- Task
Select each line where the word "ſenão" appears.

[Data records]
○ ○ ○ ○ ○

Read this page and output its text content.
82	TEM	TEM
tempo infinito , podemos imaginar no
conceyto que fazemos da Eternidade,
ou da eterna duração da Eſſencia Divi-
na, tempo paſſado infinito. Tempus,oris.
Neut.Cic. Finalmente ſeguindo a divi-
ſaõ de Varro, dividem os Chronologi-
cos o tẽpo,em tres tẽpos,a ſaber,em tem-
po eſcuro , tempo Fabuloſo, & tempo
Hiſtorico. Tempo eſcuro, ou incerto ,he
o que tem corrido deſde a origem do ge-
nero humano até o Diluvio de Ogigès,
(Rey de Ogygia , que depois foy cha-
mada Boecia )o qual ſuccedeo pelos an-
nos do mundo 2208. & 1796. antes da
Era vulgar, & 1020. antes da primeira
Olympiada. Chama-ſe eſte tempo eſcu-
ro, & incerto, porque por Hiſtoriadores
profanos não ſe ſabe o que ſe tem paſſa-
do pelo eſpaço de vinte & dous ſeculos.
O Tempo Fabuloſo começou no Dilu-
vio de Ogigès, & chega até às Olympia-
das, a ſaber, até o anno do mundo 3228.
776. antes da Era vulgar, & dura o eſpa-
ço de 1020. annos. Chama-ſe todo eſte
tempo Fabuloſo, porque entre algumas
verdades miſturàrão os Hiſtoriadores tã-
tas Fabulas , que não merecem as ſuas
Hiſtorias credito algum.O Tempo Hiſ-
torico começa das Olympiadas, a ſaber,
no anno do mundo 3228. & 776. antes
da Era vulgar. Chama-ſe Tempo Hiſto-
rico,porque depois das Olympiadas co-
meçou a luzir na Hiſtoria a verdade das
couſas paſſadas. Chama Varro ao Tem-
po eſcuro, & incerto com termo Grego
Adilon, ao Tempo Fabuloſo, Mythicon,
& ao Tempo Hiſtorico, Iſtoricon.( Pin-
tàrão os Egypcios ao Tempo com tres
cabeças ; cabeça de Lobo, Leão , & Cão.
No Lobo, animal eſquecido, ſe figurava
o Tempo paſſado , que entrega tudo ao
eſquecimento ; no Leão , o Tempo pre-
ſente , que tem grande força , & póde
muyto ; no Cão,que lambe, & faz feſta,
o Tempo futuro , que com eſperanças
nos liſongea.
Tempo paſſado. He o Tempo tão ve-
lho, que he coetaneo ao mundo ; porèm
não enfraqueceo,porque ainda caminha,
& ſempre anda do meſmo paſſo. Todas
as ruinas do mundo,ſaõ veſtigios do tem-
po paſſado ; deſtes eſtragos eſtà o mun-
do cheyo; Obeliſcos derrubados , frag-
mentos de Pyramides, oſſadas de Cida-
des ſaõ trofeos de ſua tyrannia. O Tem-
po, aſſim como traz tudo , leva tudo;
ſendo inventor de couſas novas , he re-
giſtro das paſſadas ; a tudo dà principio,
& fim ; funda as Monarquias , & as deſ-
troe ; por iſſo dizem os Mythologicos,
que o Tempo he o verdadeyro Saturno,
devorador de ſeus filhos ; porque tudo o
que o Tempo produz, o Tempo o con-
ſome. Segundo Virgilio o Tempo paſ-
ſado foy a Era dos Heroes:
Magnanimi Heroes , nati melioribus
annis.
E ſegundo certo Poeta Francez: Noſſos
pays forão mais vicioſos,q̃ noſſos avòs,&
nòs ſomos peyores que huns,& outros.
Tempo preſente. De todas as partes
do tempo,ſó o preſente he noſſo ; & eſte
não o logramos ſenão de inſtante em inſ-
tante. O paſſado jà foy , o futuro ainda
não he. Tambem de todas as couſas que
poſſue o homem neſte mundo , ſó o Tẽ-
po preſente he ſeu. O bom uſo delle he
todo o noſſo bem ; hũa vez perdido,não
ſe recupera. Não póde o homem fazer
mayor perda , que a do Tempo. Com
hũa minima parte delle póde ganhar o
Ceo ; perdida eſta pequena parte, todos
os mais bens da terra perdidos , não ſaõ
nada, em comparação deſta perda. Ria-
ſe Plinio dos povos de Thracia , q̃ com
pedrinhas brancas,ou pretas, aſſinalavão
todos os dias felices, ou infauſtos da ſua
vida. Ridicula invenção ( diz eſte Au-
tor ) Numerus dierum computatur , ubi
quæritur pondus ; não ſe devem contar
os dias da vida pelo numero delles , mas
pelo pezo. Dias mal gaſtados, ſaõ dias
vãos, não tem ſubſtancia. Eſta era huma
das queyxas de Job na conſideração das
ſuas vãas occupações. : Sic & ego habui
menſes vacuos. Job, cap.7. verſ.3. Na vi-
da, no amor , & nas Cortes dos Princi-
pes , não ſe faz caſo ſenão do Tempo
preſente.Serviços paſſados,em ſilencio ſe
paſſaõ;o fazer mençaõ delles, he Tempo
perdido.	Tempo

○ ○ ○ ○ ○

- Solution to this problem
não o logramos ſenão de inſtante em inſ-
pes , não ſe faz caſo ſenão do Tempo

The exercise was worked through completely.